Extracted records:
· · · · · · ·

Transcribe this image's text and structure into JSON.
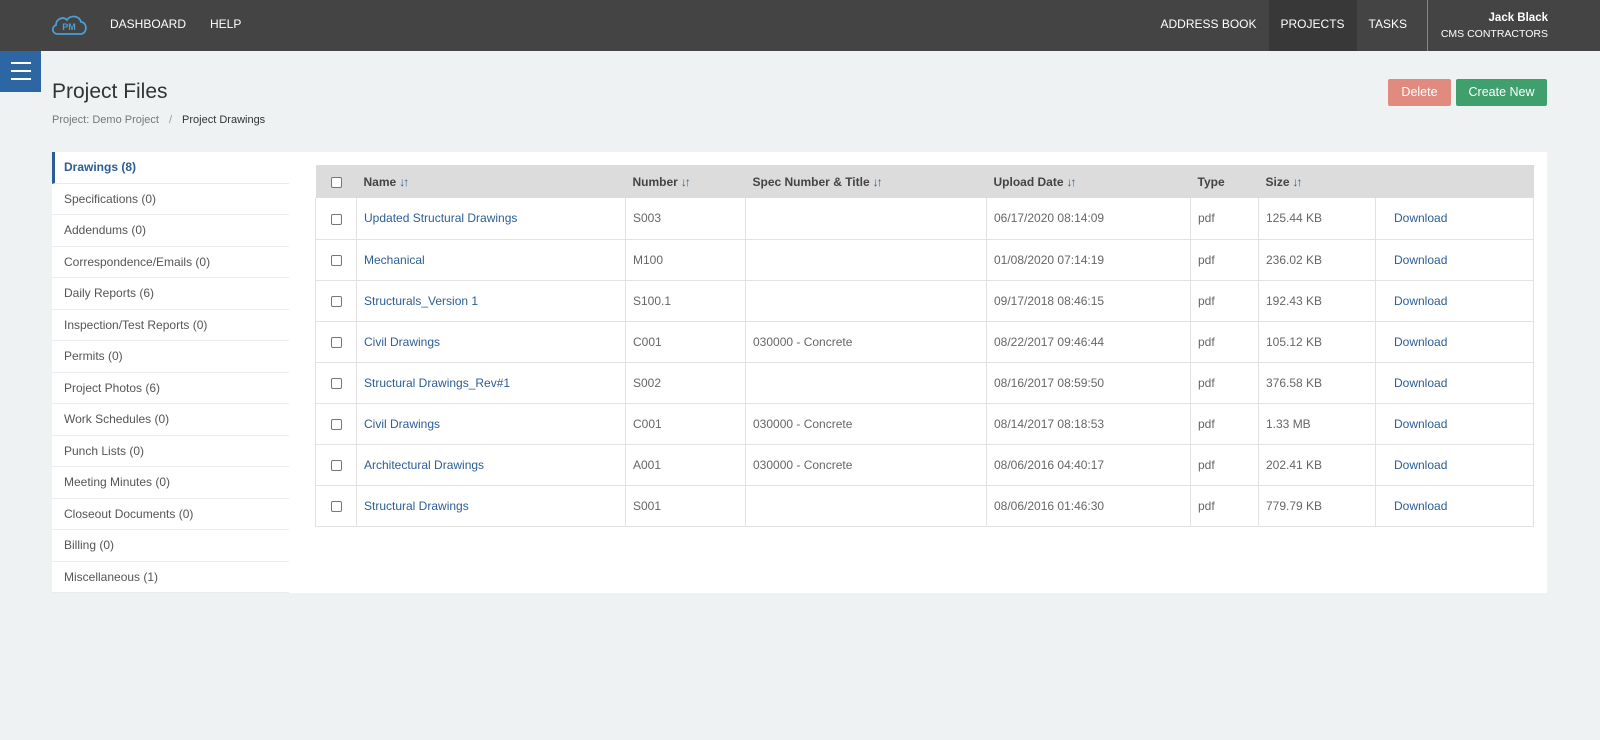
{
  "nav": {
    "logo_text": "PM",
    "left_items": [
      "DASHBOARD",
      "HELP"
    ],
    "right_items": [
      "ADDRESS BOOK",
      "PROJECTS",
      "TASKS"
    ],
    "active_item": "PROJECTS",
    "user": {
      "name": "Jack Black",
      "company": "CMS CONTRACTORS"
    }
  },
  "header": {
    "title": "Project Files",
    "breadcrumb": {
      "parent": "Project: Demo Project",
      "separator": "/",
      "current": "Project Drawings"
    },
    "delete_label": "Delete",
    "create_label": "Create New"
  },
  "sidebar": {
    "items": [
      "Drawings (8)",
      "Specifications (0)",
      "Addendums (0)",
      "Correspondence/Emails (0)",
      "Daily Reports (6)",
      "Inspection/Test Reports (0)",
      "Permits (0)",
      "Project Photos (6)",
      "Work Schedules (0)",
      "Punch Lists (0)",
      "Meeting Minutes (0)",
      "Closeout Documents (0)",
      "Billing (0)",
      "Miscellaneous (1)"
    ],
    "active_index": 0
  },
  "table": {
    "headers": {
      "name": "Name",
      "number": "Number",
      "spec": "Spec Number & Title",
      "upload_date": "Upload Date",
      "type": "Type",
      "size": "Size"
    },
    "download_label": "Download",
    "rows": [
      {
        "name": "Updated Structural Drawings",
        "number": "S003",
        "spec": "",
        "upload_date": "06/17/2020 08:14:09",
        "type": "pdf",
        "size": "125.44 KB"
      },
      {
        "name": "Mechanical",
        "number": "M100",
        "spec": "",
        "upload_date": "01/08/2020 07:14:19",
        "type": "pdf",
        "size": "236.02 KB"
      },
      {
        "name": "Structurals_Version 1",
        "number": "S100.1",
        "spec": "",
        "upload_date": "09/17/2018 08:46:15",
        "type": "pdf",
        "size": "192.43 KB"
      },
      {
        "name": "Civil Drawings",
        "number": "C001",
        "spec": "030000 - Concrete",
        "upload_date": "08/22/2017 09:46:44",
        "type": "pdf",
        "size": "105.12 KB"
      },
      {
        "name": "Structural Drawings_Rev#1",
        "number": "S002",
        "spec": "",
        "upload_date": "08/16/2017 08:59:50",
        "type": "pdf",
        "size": "376.58 KB"
      },
      {
        "name": "Civil Drawings",
        "number": "C001",
        "spec": "030000 - Concrete",
        "upload_date": "08/14/2017 08:18:53",
        "type": "pdf",
        "size": "1.33 MB"
      },
      {
        "name": "Architectural Drawings",
        "number": "A001",
        "spec": "030000 - Concrete",
        "upload_date": "08/06/2016 04:40:17",
        "type": "pdf",
        "size": "202.41 KB"
      },
      {
        "name": "Structural Drawings",
        "number": "S001",
        "spec": "",
        "upload_date": "08/06/2016 01:46:30",
        "type": "pdf",
        "size": "779.79 KB"
      }
    ]
  },
  "colors": {
    "topbar": "#444444",
    "accent": "#2c5d96",
    "delete": "#e08a80",
    "create": "#3fa06e"
  }
}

· · · · · · ·

▶ [TO BE DONE]: Reproduce the material in full, word for word, and omit the pictures.

▶ [WRITTEN SOLUTION]:
Transcribe this image's text and structure into JSON.
{
  "nav": {
    "logo_text": "PM",
    "left_items": [
      "DASHBOARD",
      "HELP"
    ],
    "right_items": [
      "ADDRESS BOOK",
      "PROJECTS",
      "TASKS"
    ],
    "active_item": "PROJECTS",
    "user": {
      "name": "Jack Black",
      "company": "CMS CONTRACTORS"
    }
  },
  "header": {
    "title": "Project Files",
    "breadcrumb": {
      "parent": "Project: Demo Project",
      "separator": "/",
      "current": "Project Drawings"
    },
    "delete_label": "Delete",
    "create_label": "Create New"
  },
  "sidebar": {
    "items": [
      "Drawings (8)",
      "Specifications (0)",
      "Addendums (0)",
      "Correspondence/Emails (0)",
      "Daily Reports (6)",
      "Inspection/Test Reports (0)",
      "Permits (0)",
      "Project Photos (6)",
      "Work Schedules (0)",
      "Punch Lists (0)",
      "Meeting Minutes (0)",
      "Closeout Documents (0)",
      "Billing (0)",
      "Miscellaneous (1)"
    ],
    "active_index": 0
  },
  "table": {
    "headers": {
      "name": "Name",
      "number": "Number",
      "spec": "Spec Number & Title",
      "upload_date": "Upload Date",
      "type": "Type",
      "size": "Size"
    },
    "download_label": "Download",
    "rows": [
      {
        "name": "Updated Structural Drawings",
        "number": "S003",
        "spec": "",
        "upload_date": "06/17/2020 08:14:09",
        "type": "pdf",
        "size": "125.44 KB"
      },
      {
        "name": "Mechanical",
        "number": "M100",
        "spec": "",
        "upload_date": "01/08/2020 07:14:19",
        "type": "pdf",
        "size": "236.02 KB"
      },
      {
        "name": "Structurals_Version 1",
        "number": "S100.1",
        "spec": "",
        "upload_date": "09/17/2018 08:46:15",
        "type": "pdf",
        "size": "192.43 KB"
      },
      {
        "name": "Civil Drawings",
        "number": "C001",
        "spec": "030000 - Concrete",
        "upload_date": "08/22/2017 09:46:44",
        "type": "pdf",
        "size": "105.12 KB"
      },
      {
        "name": "Structural Drawings_Rev#1",
        "number": "S002",
        "spec": "",
        "upload_date": "08/16/2017 08:59:50",
        "type": "pdf",
        "size": "376.58 KB"
      },
      {
        "name": "Civil Drawings",
        "number": "C001",
        "spec": "030000 - Concrete",
        "upload_date": "08/14/2017 08:18:53",
        "type": "pdf",
        "size": "1.33 MB"
      },
      {
        "name": "Architectural Drawings",
        "number": "A001",
        "spec": "030000 - Concrete",
        "upload_date": "08/06/2016 04:40:17",
        "type": "pdf",
        "size": "202.41 KB"
      },
      {
        "name": "Structural Drawings",
        "number": "S001",
        "spec": "",
        "upload_date": "08/06/2016 01:46:30",
        "type": "pdf",
        "size": "779.79 KB"
      }
    ]
  },
  "colors": {
    "topbar": "#444444",
    "accent": "#2c5d96",
    "delete": "#e08a80",
    "create": "#3fa06e"
  }
}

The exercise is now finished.